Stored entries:
——————

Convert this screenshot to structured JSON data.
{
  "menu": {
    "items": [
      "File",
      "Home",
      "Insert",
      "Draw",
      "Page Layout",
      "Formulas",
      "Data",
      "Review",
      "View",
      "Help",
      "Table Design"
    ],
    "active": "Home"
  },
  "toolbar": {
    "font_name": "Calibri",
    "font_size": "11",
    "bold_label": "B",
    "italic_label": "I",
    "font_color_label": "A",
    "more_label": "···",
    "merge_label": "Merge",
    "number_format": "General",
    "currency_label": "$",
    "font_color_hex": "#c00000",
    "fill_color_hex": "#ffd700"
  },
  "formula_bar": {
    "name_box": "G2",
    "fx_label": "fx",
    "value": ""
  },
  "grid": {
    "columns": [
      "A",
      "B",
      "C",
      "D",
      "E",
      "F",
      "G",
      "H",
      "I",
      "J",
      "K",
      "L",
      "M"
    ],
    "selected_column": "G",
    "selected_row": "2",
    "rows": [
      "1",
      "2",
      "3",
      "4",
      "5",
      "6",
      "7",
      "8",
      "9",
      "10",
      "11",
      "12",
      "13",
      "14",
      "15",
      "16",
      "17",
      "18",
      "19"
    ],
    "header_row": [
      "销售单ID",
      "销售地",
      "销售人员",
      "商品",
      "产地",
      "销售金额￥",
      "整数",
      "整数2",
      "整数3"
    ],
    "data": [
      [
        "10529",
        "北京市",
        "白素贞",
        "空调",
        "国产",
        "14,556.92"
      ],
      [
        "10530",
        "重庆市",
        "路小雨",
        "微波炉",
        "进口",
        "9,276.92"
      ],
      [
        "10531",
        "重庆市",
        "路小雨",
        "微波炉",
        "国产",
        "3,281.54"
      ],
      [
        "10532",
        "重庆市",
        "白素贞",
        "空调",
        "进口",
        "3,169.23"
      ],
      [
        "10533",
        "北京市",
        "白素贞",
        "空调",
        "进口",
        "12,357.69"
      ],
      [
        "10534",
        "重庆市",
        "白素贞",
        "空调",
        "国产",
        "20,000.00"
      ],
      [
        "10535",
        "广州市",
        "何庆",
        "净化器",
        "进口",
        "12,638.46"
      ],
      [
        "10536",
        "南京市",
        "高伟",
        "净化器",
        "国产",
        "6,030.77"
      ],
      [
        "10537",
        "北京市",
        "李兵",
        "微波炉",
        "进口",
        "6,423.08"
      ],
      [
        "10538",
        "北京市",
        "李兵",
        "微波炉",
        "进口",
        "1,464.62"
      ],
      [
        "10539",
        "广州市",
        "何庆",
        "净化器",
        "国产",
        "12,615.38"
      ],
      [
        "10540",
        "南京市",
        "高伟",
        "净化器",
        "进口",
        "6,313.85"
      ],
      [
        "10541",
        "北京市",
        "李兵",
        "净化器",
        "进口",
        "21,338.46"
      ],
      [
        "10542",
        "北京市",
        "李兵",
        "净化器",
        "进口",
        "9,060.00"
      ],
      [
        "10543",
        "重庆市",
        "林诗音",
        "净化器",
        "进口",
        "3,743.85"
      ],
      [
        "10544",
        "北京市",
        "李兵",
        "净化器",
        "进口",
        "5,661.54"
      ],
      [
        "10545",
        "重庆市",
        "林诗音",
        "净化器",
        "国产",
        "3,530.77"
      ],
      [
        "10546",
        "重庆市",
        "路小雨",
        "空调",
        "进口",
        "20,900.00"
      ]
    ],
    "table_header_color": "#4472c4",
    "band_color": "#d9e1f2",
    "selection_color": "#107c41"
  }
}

——————

### Objective
Give all the entries again exactly; leave none out.

### Complete response
Convert this screenshot to structured JSON data.
{
  "menu": {
    "items": [
      "File",
      "Home",
      "Insert",
      "Draw",
      "Page Layout",
      "Formulas",
      "Data",
      "Review",
      "View",
      "Help",
      "Table Design"
    ],
    "active": "Home"
  },
  "toolbar": {
    "font_name": "Calibri",
    "font_size": "11",
    "bold_label": "B",
    "italic_label": "I",
    "font_color_label": "A",
    "more_label": "···",
    "merge_label": "Merge",
    "number_format": "General",
    "currency_label": "$",
    "font_color_hex": "#c00000",
    "fill_color_hex": "#ffd700"
  },
  "formula_bar": {
    "name_box": "G2",
    "fx_label": "fx",
    "value": ""
  },
  "grid": {
    "columns": [
      "A",
      "B",
      "C",
      "D",
      "E",
      "F",
      "G",
      "H",
      "I",
      "J",
      "K",
      "L",
      "M"
    ],
    "selected_column": "G",
    "selected_row": "2",
    "rows": [
      "1",
      "2",
      "3",
      "4",
      "5",
      "6",
      "7",
      "8",
      "9",
      "10",
      "11",
      "12",
      "13",
      "14",
      "15",
      "16",
      "17",
      "18",
      "19"
    ],
    "header_row": [
      "销售单ID",
      "销售地",
      "销售人员",
      "商品",
      "产地",
      "销售金额￥",
      "整数",
      "整数2",
      "整数3"
    ],
    "data": [
      [
        "10529",
        "北京市",
        "白素贞",
        "空调",
        "国产",
        "14,556.92"
      ],
      [
        "10530",
        "重庆市",
        "路小雨",
        "微波炉",
        "进口",
        "9,276.92"
      ],
      [
        "10531",
        "重庆市",
        "路小雨",
        "微波炉",
        "国产",
        "3,281.54"
      ],
      [
        "10532",
        "重庆市",
        "白素贞",
        "空调",
        "进口",
        "3,169.23"
      ],
      [
        "10533",
        "北京市",
        "白素贞",
        "空调",
        "进口",
        "12,357.69"
      ],
      [
        "10534",
        "重庆市",
        "白素贞",
        "空调",
        "国产",
        "20,000.00"
      ],
      [
        "10535",
        "广州市",
        "何庆",
        "净化器",
        "进口",
        "12,638.46"
      ],
      [
        "10536",
        "南京市",
        "高伟",
        "净化器",
        "国产",
        "6,030.77"
      ],
      [
        "10537",
        "北京市",
        "李兵",
        "微波炉",
        "进口",
        "6,423.08"
      ],
      [
        "10538",
        "北京市",
        "李兵",
        "微波炉",
        "进口",
        "1,464.62"
      ],
      [
        "10539",
        "广州市",
        "何庆",
        "净化器",
        "国产",
        "12,615.38"
      ],
      [
        "10540",
        "南京市",
        "高伟",
        "净化器",
        "进口",
        "6,313.85"
      ],
      [
        "10541",
        "北京市",
        "李兵",
        "净化器",
        "进口",
        "21,338.46"
      ],
      [
        "10542",
        "北京市",
        "李兵",
        "净化器",
        "进口",
        "9,060.00"
      ],
      [
        "10543",
        "重庆市",
        "林诗音",
        "净化器",
        "进口",
        "3,743.85"
      ],
      [
        "10544",
        "北京市",
        "李兵",
        "净化器",
        "进口",
        "5,661.54"
      ],
      [
        "10545",
        "重庆市",
        "林诗音",
        "净化器",
        "国产",
        "3,530.77"
      ],
      [
        "10546",
        "重庆市",
        "路小雨",
        "空调",
        "进口",
        "20,900.00"
      ]
    ],
    "table_header_color": "#4472c4",
    "band_color": "#d9e1f2",
    "selection_color": "#107c41"
  }
}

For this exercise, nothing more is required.